## BRIEF
Only the lines from the one containing "What's the underlying" through the last line below should be written out, exactly and with both ends kept.

[Extracted data entries]
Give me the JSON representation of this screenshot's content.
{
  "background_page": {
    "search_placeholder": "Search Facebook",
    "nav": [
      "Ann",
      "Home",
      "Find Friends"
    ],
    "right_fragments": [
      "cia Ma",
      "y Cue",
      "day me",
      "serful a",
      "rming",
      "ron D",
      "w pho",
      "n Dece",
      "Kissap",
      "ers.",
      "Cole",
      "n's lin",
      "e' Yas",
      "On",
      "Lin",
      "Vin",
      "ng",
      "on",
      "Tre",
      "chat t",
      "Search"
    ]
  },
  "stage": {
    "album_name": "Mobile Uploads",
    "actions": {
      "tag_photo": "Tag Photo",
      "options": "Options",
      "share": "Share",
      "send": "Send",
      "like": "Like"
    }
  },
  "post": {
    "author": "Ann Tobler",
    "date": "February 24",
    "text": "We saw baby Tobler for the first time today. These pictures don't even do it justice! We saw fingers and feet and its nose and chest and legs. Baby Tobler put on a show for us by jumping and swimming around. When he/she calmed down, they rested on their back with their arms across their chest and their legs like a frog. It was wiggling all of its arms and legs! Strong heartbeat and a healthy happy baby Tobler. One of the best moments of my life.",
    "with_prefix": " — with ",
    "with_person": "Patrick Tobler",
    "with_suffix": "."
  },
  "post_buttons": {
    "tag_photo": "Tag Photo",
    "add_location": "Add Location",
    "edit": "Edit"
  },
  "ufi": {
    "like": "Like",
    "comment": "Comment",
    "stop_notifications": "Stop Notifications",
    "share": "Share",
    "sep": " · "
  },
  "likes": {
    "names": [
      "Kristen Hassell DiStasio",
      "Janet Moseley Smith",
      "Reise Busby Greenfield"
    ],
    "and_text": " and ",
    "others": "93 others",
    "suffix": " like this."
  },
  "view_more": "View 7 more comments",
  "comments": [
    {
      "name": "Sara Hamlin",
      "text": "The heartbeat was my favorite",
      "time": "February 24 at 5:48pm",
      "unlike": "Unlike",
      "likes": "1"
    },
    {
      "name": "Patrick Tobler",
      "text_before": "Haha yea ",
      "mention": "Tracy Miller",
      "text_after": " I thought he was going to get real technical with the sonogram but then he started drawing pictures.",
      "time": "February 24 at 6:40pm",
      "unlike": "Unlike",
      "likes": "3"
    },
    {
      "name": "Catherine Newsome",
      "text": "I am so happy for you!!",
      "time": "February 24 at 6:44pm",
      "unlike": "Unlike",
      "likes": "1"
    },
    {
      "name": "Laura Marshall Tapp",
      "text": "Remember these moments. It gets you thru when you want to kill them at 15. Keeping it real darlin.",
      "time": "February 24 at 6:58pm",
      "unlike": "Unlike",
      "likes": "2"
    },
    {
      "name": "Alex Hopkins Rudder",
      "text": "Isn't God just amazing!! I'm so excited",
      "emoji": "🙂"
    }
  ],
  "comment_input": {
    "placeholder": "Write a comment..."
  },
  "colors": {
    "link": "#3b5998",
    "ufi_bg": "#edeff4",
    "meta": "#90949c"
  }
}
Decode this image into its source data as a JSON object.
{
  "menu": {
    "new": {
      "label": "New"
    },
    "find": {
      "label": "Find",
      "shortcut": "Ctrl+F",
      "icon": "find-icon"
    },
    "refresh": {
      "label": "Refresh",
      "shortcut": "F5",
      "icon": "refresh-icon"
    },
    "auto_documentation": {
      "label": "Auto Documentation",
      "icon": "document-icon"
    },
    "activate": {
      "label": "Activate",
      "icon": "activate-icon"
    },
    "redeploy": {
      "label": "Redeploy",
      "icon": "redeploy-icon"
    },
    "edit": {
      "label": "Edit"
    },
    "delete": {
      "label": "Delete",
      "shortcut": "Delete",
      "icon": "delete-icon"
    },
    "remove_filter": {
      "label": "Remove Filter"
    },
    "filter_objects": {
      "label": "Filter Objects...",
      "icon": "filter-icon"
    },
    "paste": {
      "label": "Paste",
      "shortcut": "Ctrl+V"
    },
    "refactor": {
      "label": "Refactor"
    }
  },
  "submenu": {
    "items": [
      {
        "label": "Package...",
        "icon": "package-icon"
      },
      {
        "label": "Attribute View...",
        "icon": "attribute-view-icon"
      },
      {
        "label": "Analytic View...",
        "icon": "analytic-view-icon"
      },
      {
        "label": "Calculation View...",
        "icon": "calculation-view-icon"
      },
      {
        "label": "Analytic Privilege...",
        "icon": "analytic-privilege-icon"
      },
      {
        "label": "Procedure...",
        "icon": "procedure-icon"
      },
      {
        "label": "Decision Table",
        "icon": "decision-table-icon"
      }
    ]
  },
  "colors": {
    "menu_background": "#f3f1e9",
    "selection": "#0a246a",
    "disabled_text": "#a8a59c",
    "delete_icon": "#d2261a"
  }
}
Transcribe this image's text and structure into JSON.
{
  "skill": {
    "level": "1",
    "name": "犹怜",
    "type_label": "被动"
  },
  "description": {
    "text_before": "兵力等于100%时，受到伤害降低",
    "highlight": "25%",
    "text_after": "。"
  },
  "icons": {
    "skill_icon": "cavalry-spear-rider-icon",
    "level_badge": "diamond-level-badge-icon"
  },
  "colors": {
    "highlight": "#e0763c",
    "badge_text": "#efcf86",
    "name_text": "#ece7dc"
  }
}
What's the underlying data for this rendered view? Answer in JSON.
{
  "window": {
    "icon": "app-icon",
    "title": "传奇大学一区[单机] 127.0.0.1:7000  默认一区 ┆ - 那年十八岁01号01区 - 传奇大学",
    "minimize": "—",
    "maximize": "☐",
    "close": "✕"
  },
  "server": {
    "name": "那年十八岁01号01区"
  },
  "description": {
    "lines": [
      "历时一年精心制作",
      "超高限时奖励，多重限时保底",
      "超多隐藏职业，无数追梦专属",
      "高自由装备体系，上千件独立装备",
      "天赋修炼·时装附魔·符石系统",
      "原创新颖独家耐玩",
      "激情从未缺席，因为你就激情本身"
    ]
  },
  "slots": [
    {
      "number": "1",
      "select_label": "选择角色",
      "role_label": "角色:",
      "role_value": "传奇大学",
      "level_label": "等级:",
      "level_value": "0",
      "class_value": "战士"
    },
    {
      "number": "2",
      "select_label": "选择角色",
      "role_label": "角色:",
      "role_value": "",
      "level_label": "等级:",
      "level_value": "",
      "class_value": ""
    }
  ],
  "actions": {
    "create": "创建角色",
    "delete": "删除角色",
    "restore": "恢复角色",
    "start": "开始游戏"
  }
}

## REPLY TO THE TASK
What's the underlying data for this rendered view? Answer in JSON.
{
  "window": {
    "icon": "app-icon",
    "title": "传奇大学一区[单机] 127.0.0.1:7000  默认一区 ┆ - 那年十八岁01号01区 - 传奇大学",
    "minimize": "—",
    "maximize": "☐",
    "close": "✕"
  },
  "server": {
    "name": "那年十八岁01号01区"
  },
  "description": {
    "lines": [
      "历时一年精心制作",
      "超高限时奖励，多重限时保底",
      "超多隐藏职业，无数追梦专属",
      "高自由装备体系，上千件独立装备",
      "天赋修炼·时装附魔·符石系统",
      "原创新颖独家耐玩",
      "激情从未缺席，因为你就激情本身"
    ]
  },
  "slots": [
    {
      "number": "1",
      "select_label": "选择角色",
      "role_label": "角色:",
      "role_value": "传奇大学",
      "level_label": "等级:",
      "level_value": "0",
      "class_value": "战士"
    },
    {
      "number": "2",
      "select_label": "选择角色",
      "role_label": "角色:",
      "role_value": "",
      "level_label": "等级:",
      "level_value": "",
      "class_value": ""
    }
  ],
  "actions": {
    "create": "创建角色",
    "delete": "删除角色",
    "restore": "恢复角色",
    "start": "开始游戏"
  }
}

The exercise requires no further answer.